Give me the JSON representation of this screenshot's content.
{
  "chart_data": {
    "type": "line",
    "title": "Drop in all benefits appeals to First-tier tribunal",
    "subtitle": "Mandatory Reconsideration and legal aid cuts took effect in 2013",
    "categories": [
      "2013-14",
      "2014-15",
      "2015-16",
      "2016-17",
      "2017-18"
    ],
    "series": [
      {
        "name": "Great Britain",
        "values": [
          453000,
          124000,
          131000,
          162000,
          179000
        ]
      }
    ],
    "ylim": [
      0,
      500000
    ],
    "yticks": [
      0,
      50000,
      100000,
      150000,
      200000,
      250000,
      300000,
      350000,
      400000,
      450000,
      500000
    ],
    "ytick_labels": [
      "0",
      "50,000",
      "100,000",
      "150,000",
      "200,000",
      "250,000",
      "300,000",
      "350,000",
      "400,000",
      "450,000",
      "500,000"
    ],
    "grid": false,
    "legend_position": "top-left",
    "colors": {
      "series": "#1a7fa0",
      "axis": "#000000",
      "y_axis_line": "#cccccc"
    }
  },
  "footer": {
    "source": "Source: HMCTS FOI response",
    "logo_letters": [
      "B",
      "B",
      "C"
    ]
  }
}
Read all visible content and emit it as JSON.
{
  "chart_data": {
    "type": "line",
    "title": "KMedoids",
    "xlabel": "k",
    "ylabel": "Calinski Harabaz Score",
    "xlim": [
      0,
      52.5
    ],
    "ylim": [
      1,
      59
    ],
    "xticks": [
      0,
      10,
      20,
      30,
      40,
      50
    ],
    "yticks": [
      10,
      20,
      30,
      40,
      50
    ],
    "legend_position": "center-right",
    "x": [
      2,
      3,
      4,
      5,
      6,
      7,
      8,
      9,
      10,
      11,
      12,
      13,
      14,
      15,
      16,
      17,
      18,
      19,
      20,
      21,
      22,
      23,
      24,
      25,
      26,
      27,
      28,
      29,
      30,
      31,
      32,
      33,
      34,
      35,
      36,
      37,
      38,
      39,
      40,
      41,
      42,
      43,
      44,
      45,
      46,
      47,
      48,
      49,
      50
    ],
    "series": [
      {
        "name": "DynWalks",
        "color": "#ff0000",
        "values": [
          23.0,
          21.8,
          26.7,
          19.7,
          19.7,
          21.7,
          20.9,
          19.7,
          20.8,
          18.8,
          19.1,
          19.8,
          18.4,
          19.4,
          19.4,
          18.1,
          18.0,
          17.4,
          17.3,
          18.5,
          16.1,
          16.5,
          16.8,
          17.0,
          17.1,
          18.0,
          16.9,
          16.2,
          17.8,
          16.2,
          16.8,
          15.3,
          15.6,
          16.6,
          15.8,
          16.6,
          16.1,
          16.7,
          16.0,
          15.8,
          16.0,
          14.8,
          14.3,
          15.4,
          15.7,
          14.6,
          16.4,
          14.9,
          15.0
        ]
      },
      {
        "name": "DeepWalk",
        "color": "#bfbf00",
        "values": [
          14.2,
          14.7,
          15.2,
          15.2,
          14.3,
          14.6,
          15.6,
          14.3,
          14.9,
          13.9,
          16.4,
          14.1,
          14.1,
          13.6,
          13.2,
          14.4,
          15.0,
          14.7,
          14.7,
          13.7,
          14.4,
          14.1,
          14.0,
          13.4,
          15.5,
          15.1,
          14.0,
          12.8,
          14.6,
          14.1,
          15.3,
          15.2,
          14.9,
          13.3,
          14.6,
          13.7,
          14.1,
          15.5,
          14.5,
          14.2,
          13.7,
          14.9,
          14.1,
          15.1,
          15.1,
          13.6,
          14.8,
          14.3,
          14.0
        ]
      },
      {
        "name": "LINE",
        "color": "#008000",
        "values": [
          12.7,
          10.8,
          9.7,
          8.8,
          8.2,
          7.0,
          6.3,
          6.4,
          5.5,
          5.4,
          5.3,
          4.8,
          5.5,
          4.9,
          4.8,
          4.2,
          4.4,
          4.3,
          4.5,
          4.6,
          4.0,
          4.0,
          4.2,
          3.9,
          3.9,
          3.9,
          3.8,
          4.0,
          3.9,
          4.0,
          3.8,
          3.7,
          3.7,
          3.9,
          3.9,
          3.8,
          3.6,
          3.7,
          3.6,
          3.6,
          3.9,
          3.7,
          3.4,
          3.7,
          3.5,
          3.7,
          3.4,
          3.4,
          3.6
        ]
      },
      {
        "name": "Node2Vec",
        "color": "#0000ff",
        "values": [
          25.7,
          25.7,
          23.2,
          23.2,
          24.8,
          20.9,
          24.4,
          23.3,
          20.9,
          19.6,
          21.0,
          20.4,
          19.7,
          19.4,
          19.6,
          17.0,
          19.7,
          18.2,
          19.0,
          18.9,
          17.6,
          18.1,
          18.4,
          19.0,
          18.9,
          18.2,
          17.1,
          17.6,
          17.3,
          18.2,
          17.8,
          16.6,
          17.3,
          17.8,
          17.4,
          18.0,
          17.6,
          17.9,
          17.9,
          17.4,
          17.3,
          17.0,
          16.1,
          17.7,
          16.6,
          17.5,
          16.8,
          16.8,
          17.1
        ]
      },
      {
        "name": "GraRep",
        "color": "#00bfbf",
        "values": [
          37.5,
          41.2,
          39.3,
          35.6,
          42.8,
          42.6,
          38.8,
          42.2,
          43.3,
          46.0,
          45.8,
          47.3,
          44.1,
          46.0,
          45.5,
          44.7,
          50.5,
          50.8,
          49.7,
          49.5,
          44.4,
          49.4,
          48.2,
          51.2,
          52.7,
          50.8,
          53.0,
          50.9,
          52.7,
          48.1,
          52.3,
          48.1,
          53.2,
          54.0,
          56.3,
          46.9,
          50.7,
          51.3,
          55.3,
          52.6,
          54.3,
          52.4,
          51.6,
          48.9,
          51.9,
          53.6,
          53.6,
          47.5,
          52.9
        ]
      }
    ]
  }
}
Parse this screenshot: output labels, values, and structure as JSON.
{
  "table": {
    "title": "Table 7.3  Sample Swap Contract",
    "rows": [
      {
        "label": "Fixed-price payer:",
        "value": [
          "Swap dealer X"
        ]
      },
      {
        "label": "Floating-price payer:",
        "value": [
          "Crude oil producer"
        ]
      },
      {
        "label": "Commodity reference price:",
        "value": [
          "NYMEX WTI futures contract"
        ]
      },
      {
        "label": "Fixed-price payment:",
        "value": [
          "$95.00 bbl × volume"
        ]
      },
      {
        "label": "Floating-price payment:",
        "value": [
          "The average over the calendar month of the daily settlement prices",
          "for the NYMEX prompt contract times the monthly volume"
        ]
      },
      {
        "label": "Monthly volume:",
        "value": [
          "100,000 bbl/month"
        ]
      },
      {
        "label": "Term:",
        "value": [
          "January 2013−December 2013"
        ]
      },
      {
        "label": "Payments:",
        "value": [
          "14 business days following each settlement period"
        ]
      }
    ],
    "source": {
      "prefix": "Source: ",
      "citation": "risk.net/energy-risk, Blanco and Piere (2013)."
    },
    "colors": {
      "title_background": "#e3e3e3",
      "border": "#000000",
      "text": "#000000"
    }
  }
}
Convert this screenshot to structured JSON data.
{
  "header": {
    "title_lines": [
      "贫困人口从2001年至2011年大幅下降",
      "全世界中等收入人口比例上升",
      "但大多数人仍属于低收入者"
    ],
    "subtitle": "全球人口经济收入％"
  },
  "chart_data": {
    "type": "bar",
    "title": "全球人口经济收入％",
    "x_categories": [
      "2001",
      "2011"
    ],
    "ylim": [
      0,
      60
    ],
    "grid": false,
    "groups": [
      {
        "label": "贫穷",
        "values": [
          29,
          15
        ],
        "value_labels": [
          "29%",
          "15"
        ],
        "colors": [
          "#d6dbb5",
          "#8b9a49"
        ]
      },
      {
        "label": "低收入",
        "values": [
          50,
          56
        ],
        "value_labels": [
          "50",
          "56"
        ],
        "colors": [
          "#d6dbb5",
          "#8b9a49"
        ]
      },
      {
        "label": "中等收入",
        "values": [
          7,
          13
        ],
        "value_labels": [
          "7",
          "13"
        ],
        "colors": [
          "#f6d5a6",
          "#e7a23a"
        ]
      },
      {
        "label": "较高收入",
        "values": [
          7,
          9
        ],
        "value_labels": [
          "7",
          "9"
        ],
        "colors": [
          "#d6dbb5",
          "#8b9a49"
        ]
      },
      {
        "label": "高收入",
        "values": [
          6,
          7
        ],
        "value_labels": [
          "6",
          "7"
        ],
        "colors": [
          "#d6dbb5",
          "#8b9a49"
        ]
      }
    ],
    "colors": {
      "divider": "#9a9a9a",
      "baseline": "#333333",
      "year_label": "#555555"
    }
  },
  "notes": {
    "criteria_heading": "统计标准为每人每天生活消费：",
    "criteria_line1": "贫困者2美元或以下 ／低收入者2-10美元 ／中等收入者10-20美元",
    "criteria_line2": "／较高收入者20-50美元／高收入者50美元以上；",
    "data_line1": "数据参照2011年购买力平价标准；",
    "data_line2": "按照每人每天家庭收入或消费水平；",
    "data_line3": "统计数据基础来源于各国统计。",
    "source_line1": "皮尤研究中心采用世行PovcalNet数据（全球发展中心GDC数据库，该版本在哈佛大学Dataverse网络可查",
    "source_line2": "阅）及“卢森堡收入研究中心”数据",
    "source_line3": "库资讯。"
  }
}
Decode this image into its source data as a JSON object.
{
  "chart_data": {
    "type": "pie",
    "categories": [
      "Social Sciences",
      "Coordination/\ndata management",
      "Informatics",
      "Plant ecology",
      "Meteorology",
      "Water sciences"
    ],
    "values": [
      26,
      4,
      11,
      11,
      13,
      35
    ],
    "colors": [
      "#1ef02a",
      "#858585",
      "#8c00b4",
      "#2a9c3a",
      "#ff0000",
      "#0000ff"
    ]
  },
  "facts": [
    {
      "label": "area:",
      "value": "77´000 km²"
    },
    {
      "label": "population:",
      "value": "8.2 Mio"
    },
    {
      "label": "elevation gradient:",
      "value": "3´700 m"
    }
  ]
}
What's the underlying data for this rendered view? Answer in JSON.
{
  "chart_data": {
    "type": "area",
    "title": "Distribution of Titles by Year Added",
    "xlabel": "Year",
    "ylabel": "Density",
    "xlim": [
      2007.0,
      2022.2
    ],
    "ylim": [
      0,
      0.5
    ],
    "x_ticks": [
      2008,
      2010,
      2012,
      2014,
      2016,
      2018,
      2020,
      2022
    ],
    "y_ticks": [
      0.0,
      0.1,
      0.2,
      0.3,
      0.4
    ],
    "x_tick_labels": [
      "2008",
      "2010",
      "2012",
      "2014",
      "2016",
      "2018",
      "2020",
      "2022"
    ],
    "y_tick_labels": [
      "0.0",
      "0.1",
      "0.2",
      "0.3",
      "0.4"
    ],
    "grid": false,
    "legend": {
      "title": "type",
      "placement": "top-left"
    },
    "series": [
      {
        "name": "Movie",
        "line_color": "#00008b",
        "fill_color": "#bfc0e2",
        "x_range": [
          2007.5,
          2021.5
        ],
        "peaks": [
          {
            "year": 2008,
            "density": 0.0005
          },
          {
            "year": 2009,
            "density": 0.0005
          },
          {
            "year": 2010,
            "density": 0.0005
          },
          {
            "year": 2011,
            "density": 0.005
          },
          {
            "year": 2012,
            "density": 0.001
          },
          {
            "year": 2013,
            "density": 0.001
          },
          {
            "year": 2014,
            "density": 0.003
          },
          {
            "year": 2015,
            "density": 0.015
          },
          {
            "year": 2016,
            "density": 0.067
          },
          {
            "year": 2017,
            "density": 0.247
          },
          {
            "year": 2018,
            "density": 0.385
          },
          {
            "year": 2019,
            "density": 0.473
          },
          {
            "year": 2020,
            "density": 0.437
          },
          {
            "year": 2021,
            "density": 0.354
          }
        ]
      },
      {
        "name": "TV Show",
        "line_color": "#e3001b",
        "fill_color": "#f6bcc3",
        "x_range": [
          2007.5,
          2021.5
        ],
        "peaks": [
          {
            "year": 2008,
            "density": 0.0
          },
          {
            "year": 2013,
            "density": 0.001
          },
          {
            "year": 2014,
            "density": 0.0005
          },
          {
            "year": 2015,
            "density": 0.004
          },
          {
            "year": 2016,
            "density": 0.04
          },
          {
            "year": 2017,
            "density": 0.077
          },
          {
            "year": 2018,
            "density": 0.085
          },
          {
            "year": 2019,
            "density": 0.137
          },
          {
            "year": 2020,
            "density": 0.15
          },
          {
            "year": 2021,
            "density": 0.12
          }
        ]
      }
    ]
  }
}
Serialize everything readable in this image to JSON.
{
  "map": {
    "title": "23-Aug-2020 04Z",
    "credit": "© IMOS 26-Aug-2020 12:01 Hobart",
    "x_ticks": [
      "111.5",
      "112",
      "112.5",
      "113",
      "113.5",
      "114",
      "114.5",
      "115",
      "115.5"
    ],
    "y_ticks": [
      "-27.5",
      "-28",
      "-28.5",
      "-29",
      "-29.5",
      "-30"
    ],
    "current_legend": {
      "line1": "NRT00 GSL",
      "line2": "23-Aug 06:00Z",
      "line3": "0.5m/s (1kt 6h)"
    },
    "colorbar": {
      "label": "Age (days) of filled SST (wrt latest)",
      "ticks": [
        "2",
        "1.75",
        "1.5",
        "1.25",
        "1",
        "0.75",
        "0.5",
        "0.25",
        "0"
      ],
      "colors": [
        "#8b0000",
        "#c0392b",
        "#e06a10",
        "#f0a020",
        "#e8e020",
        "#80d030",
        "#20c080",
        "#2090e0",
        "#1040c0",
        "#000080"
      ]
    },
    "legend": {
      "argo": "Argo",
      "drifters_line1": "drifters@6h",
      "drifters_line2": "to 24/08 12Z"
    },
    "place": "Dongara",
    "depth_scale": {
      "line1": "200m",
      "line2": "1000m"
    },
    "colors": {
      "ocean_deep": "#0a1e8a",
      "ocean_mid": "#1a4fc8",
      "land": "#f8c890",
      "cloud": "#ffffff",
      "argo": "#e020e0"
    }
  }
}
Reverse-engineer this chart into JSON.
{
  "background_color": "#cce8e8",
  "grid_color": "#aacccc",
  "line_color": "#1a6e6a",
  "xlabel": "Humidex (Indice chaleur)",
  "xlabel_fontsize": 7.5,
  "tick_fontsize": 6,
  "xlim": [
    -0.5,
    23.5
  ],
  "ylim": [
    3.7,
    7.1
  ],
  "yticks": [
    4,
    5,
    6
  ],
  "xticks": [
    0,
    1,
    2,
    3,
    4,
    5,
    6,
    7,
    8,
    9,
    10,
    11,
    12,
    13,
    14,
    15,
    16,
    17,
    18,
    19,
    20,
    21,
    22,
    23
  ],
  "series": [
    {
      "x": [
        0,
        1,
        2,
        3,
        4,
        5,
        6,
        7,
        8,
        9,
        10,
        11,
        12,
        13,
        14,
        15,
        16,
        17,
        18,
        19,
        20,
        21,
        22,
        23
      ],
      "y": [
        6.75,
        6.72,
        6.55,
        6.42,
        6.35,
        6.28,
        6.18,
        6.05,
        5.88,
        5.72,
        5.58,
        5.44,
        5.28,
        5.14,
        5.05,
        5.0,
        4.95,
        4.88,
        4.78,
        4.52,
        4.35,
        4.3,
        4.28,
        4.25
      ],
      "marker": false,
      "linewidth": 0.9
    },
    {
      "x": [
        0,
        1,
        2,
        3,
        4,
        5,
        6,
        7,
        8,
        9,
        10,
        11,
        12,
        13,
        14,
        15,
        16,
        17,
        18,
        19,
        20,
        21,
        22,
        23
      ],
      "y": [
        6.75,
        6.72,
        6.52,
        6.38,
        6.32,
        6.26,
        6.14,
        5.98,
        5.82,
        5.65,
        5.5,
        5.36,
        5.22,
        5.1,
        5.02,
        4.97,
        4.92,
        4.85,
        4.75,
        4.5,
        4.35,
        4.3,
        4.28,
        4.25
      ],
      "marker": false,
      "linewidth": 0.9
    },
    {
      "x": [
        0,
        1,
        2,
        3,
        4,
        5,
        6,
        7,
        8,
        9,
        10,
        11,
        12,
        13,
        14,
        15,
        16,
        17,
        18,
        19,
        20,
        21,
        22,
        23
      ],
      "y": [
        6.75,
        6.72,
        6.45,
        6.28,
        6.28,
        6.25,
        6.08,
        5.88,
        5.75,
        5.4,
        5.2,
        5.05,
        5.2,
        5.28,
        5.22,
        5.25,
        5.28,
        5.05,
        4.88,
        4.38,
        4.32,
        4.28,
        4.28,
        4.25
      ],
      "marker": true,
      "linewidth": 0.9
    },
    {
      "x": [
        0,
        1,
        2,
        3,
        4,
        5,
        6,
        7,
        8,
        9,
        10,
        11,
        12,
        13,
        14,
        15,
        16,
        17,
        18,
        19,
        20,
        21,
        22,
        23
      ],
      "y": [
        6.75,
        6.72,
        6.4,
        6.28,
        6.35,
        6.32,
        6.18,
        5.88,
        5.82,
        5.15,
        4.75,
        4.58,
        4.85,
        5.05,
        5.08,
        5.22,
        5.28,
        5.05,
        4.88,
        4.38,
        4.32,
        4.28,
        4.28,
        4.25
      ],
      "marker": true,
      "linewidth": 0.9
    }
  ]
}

######

__What to work on__
Locate each line with the word "Swap" and copy it.

__Full solution__
    "title": "Table 7.3  Sample Swap Contract",
          "Swap dealer X"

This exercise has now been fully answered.